--- RAW DATA ---

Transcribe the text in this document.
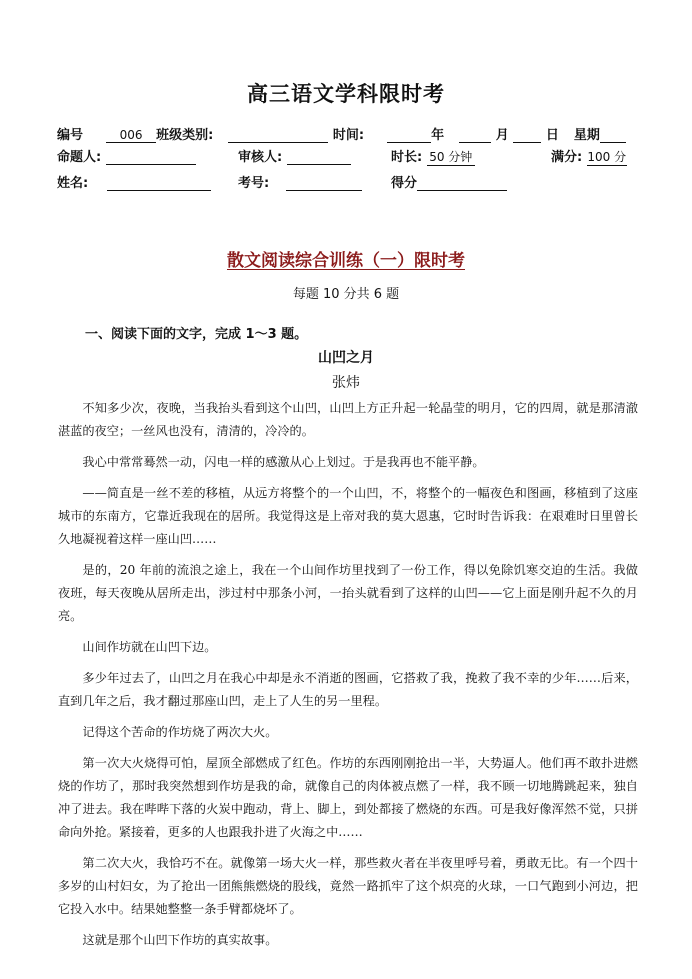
高三语文学科限时考
编号	006 班级类别:	时间:	年	月	日 星期
命题人:	审核人:	时长: 50 分钟	满分: 100 分
姓名:	考号:	得分
散文阅读综合训练（一）限时考
每题 10 分共 6 题
一、阅读下面的文字，完成 1～3 题。
山凹之月
张炜

不知多少次，夜晚，当我抬头看到这个山凹，山凹上方正升起一轮晶莹的明月，它的四周，就是那清澈湛蓝的夜空；一丝风也没有，清清的，冷冷的。

我心中常常蓦然一动，闪电一样的感激从心上划过。于是我再也不能平静。

——简直是一丝不差的移植，从远方将整个的一个山凹，不，将整个的一幅夜色和图画，移植到了这座城市的东南方，它靠近我现在的居所。我觉得这是上帝对我的莫大恩惠，它时时告诉我：在艰难时日里曾长久地凝视着这样一座山凹……

是的，20 年前的流浪之途上，我在一个山间作坊里找到了一份工作，得以免除饥寒交迫的生活。我做夜班，每天夜晚从居所走出，涉过村中那条小河，一抬头就看到了这样的山凹——它上面是刚升起不久的月亮。

山间作坊就在山凹下边。

多少年过去了，山凹之月在我心中却是永不消逝的图画，它搭救了我，挽救了我不幸的少年……后来，直到几年之后，我才翻过那座山凹，走上了人生的另一里程。

记得这个苦命的作坊烧了两次大火。

第一次大火烧得可怕，屋顶全部燃成了红色。作坊的东西刚刚抢出一半，大势逼人。他们再不敢扑进燃烧的作坊了，那时我突然想到作坊是我的命，就像自己的肉体被点燃了一样，我不顾一切地腾跳起来，独自冲了进去。我在哔哔下落的火炭中跑动，背上、脚上，到处都接了燃烧的东西。可是我好像浑然不觉，只拼命向外抢。紧接着，更多的人也跟我扑进了火海之中……

第二次大火，我恰巧不在。就像第一场大火一样，那些救火者在半夜里呼号着，勇敢无比。有一个四十多岁的山村妇女，为了抢出一团熊熊燃烧的股线，竟然一路抓牢了这个炽亮的火球，一口气跑到小河边，把它投入水中。结果她整整一条手臂都烧坏了。

这就是那个山凹下作坊的真实故事。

---

• _STATED TASK_
Write out each line again precisely as it appears, skipping every picture.

• _SOLVED PROBLEM_
Transcribe the text in this document.
高三语文学科限时考
编号	006 班级类别:	时间:	年	月	日 星期
命题人:	审核人:	时长: 50 分钟	满分: 100 分
姓名:	考号:	得分
散文阅读综合训练（一）限时考
每题 10 分共 6 题
一、阅读下面的文字，完成 1～3 题。
山凹之月
张炜

不知多少次，夜晚，当我抬头看到这个山凹，山凹上方正升起一轮晶莹的明月，它的四周，就是那清澈湛蓝的夜空；一丝风也没有，清清的，冷冷的。

我心中常常蓦然一动，闪电一样的感激从心上划过。于是我再也不能平静。

——简直是一丝不差的移植，从远方将整个的一个山凹，不，将整个的一幅夜色和图画，移植到了这座城市的东南方，它靠近我现在的居所。我觉得这是上帝对我的莫大恩惠，它时时告诉我：在艰难时日里曾长久地凝视着这样一座山凹……

是的，20 年前的流浪之途上，我在一个山间作坊里找到了一份工作，得以免除饥寒交迫的生活。我做夜班，每天夜晚从居所走出，涉过村中那条小河，一抬头就看到了这样的山凹——它上面是刚升起不久的月亮。

山间作坊就在山凹下边。

多少年过去了，山凹之月在我心中却是永不消逝的图画，它搭救了我，挽救了我不幸的少年……后来，直到几年之后，我才翻过那座山凹，走上了人生的另一里程。

记得这个苦命的作坊烧了两次大火。

第一次大火烧得可怕，屋顶全部燃成了红色。作坊的东西刚刚抢出一半，大势逼人。他们再不敢扑进燃烧的作坊了，那时我突然想到作坊是我的命，就像自己的肉体被点燃了一样，我不顾一切地腾跳起来，独自冲了进去。我在哔哔下落的火炭中跑动，背上、脚上，到处都接了燃烧的东西。可是我好像浑然不觉，只拼命向外抢。紧接着，更多的人也跟我扑进了火海之中……

第二次大火，我恰巧不在。就像第一场大火一样，那些救火者在半夜里呼号着，勇敢无比。有一个四十多岁的山村妇女，为了抢出一团熊熊燃烧的股线，竟然一路抓牢了这个炽亮的火球，一口气跑到小河边，把它投入水中。结果她整整一条手臂都烧坏了。

这就是那个山凹下作坊的真实故事。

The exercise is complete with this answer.